● **STATED PROBLEM**
Output every line of the data exactly as it appears.

● **LISTED RECORDS**
[start]

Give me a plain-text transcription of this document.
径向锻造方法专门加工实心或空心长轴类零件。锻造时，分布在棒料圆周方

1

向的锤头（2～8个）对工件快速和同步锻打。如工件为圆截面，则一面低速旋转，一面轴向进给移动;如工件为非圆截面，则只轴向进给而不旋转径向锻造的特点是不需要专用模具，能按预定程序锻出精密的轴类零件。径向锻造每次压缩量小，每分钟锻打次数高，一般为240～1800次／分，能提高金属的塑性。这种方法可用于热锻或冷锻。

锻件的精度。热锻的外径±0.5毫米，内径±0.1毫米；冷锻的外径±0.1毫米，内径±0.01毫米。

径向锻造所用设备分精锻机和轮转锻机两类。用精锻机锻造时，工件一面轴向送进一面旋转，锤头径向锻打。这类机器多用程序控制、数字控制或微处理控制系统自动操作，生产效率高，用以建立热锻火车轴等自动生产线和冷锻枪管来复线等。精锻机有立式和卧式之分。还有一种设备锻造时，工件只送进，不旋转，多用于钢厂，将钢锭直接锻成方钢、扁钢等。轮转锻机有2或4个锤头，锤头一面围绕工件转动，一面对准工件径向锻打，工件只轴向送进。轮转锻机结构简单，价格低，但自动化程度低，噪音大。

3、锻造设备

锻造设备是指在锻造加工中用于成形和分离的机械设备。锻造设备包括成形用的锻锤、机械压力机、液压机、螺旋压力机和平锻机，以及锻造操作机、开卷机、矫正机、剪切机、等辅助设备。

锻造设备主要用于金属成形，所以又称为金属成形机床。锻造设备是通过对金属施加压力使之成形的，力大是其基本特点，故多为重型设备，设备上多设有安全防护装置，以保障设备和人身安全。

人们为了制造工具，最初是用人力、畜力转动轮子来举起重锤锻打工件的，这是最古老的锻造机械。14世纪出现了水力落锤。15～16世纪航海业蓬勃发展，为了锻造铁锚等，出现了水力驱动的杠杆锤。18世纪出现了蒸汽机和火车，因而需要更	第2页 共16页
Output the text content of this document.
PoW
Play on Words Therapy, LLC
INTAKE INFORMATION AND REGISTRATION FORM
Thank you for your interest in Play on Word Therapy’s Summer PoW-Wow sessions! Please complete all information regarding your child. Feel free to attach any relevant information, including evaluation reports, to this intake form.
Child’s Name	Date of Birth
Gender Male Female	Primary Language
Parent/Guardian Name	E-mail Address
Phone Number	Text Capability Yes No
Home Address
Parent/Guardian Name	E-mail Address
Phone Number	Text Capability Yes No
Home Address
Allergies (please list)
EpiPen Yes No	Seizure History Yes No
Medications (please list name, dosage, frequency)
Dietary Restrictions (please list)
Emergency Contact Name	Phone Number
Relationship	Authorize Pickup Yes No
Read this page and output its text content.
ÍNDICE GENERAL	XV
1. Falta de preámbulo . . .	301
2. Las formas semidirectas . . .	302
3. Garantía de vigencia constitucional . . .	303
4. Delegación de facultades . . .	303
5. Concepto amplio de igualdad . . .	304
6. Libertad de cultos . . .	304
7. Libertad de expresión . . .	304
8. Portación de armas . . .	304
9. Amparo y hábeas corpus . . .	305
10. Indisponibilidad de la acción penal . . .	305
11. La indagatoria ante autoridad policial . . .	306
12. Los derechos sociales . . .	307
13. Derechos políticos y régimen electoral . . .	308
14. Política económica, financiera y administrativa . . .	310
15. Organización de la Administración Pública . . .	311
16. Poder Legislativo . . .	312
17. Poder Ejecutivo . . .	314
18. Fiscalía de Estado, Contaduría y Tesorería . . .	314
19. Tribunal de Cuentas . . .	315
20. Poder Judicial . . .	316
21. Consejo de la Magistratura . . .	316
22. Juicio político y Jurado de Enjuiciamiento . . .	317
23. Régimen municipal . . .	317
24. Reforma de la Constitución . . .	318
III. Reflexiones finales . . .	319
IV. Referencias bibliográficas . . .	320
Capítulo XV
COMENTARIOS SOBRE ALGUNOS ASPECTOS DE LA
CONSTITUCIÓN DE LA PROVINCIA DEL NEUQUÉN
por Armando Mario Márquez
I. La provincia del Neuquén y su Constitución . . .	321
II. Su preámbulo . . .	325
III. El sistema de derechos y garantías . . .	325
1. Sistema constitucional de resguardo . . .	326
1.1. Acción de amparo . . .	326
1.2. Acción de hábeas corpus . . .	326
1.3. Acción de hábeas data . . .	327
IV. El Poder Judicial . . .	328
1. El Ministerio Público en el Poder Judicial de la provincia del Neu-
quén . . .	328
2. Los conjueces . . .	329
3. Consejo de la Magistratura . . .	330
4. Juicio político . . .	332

[end]

● **OUTPUT OF THE EXERCISE**
Give me a plain-text transcription of this document.
径向锻造方法专门加工实心或空心长轴类零件。锻造时，分布在棒料圆周方

1

向的锤头（2～8个）对工件快速和同步锻打。如工件为圆截面，则一面低速旋转，一面轴向进给移动;如工件为非圆截面，则只轴向进给而不旋转径向锻造的特点是不需要专用模具，能按预定程序锻出精密的轴类零件。径向锻造每次压缩量小，每分钟锻打次数高，一般为240～1800次／分，能提高金属的塑性。这种方法可用于热锻或冷锻。

锻件的精度。热锻的外径±0.5毫米，内径±0.1毫米；冷锻的外径±0.1毫米，内径±0.01毫米。

径向锻造所用设备分精锻机和轮转锻机两类。用精锻机锻造时，工件一面轴向送进一面旋转，锤头径向锻打。这类机器多用程序控制、数字控制或微处理控制系统自动操作，生产效率高，用以建立热锻火车轴等自动生产线和冷锻枪管来复线等。精锻机有立式和卧式之分。还有一种设备锻造时，工件只送进，不旋转，多用于钢厂，将钢锭直接锻成方钢、扁钢等。轮转锻机有2或4个锤头，锤头一面围绕工件转动，一面对准工件径向锻打，工件只轴向送进。轮转锻机结构简单，价格低，但自动化程度低，噪音大。

3、锻造设备

锻造设备是指在锻造加工中用于成形和分离的机械设备。锻造设备包括成形用的锻锤、机械压力机、液压机、螺旋压力机和平锻机，以及锻造操作机、开卷机、矫正机、剪切机、等辅助设备。

锻造设备主要用于金属成形，所以又称为金属成形机床。锻造设备是通过对金属施加压力使之成形的，力大是其基本特点，故多为重型设备，设备上多设有安全防护装置，以保障设备和人身安全。

人们为了制造工具，最初是用人力、畜力转动轮子来举起重锤锻打工件的，这是最古老的锻造机械。14世纪出现了水力落锤。15～16世纪航海业蓬勃发展，为了锻造铁锚等，出现了水力驱动的杠杆锤。18世纪出现了蒸汽机和火车，因而需要更	第2页 共16页
Output the text content of this document.
PoW
Play on Words Therapy, LLC
INTAKE INFORMATION AND REGISTRATION FORM
Thank you for your interest in Play on Word Therapy’s Summer PoW-Wow sessions! Please complete all information regarding your child. Feel free to attach any relevant information, including evaluation reports, to this intake form.
Child’s Name	Date of Birth
Gender Male Female	Primary Language
Parent/Guardian Name	E-mail Address
Phone Number	Text Capability Yes No
Home Address
Parent/Guardian Name	E-mail Address
Phone Number	Text Capability Yes No
Home Address
Allergies (please list)
EpiPen Yes No	Seizure History Yes No
Medications (please list name, dosage, frequency)
Dietary Restrictions (please list)
Emergency Contact Name	Phone Number
Relationship	Authorize Pickup Yes No
Read this page and output its text content.
ÍNDICE GENERAL	XV
1. Falta de preámbulo . . .	301
2. Las formas semidirectas . . .	302
3. Garantía de vigencia constitucional . . .	303
4. Delegación de facultades . . .	303
5. Concepto amplio de igualdad . . .	304
6. Libertad de cultos . . .	304
7. Libertad de expresión . . .	304
8. Portación de armas . . .	304
9. Amparo y hábeas corpus . . .	305
10. Indisponibilidad de la acción penal . . .	305
11. La indagatoria ante autoridad policial . . .	306
12. Los derechos sociales . . .	307
13. Derechos políticos y régimen electoral . . .	308
14. Política económica, financiera y administrativa . . .	310
15. Organización de la Administración Pública . . .	311
16. Poder Legislativo . . .	312
17. Poder Ejecutivo . . .	314
18. Fiscalía de Estado, Contaduría y Tesorería . . .	314
19. Tribunal de Cuentas . . .	315
20. Poder Judicial . . .	316
21. Consejo de la Magistratura . . .	316
22. Juicio político y Jurado de Enjuiciamiento . . .	317
23. Régimen municipal . . .	317
24. Reforma de la Constitución . . .	318
III. Reflexiones finales . . .	319
IV. Referencias bibliográficas . . .	320
Capítulo XV
COMENTARIOS SOBRE ALGUNOS ASPECTOS DE LA
CONSTITUCIÓN DE LA PROVINCIA DEL NEUQUÉN
por Armando Mario Márquez
I. La provincia del Neuquén y su Constitución . . .	321
II. Su preámbulo . . .	325
III. El sistema de derechos y garantías . . .	325
1. Sistema constitucional de resguardo . . .	326
1.1. Acción de amparo . . .	326
1.2. Acción de hábeas corpus . . .	326
1.3. Acción de hábeas data . . .	327
IV. El Poder Judicial . . .	328
1. El Ministerio Público en el Poder Judicial de la provincia del Neu-
quén . . .	328
2. Los conjueces . . .	329
3. Consejo de la Magistratura . . .	330
4. Juicio político . . .	332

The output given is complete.